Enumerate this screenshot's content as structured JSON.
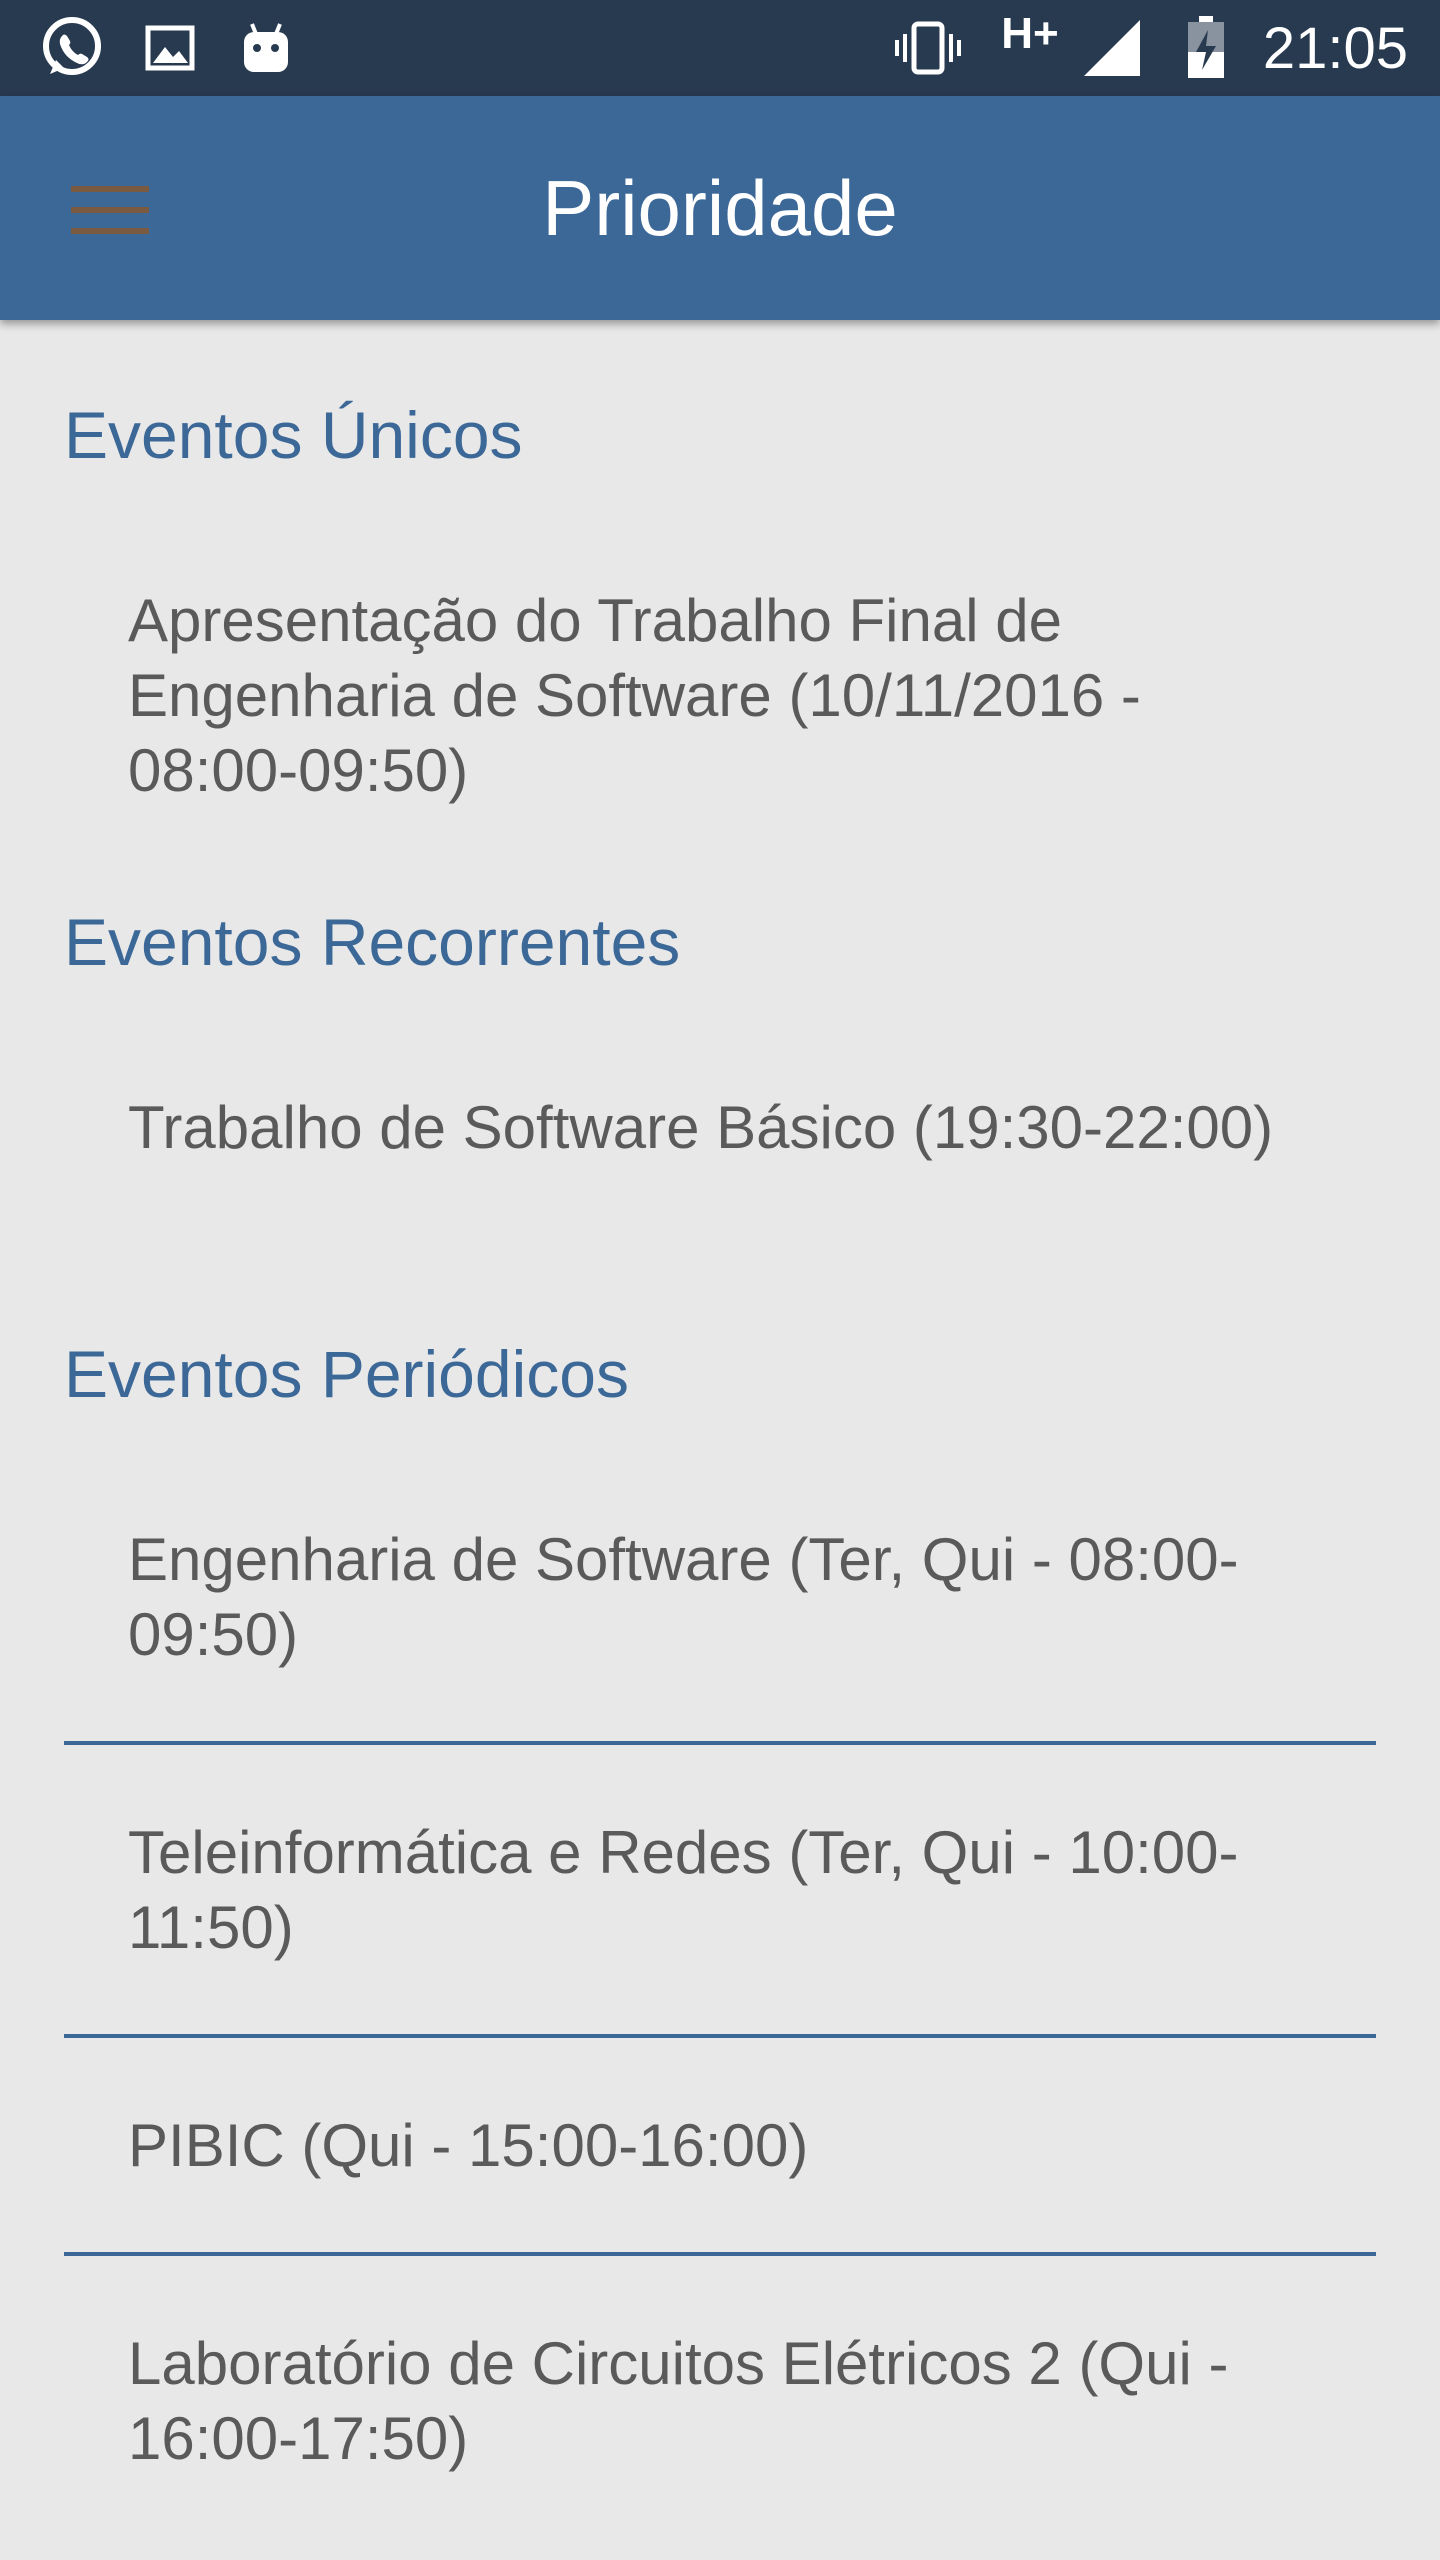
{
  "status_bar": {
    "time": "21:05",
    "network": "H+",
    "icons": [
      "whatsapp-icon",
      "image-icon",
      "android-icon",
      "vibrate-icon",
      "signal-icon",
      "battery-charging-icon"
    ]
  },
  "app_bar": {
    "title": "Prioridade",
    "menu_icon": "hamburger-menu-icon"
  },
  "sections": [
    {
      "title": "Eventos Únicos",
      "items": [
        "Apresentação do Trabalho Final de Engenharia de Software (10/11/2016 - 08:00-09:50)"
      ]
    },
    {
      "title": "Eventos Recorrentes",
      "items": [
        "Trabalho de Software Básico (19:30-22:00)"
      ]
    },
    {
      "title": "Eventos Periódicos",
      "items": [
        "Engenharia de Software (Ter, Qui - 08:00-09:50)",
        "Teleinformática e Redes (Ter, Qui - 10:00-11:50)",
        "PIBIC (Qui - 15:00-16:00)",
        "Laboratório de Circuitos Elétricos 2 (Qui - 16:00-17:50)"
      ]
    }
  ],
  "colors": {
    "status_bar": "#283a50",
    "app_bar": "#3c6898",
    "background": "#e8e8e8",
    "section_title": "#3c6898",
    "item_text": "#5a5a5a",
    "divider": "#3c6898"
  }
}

************

What you should do:
In the material above, find each line that contains the word "Software", and select it.

Written answer:
        "Apresentação do Trabalho Final de Engenharia de Software (10/11/2016 - 08:00-09:50)"
        "Trabalho de Software Básico (19:30-22:00)"
        "Engenharia de Software (Ter, Qui - 08:00-09:50)",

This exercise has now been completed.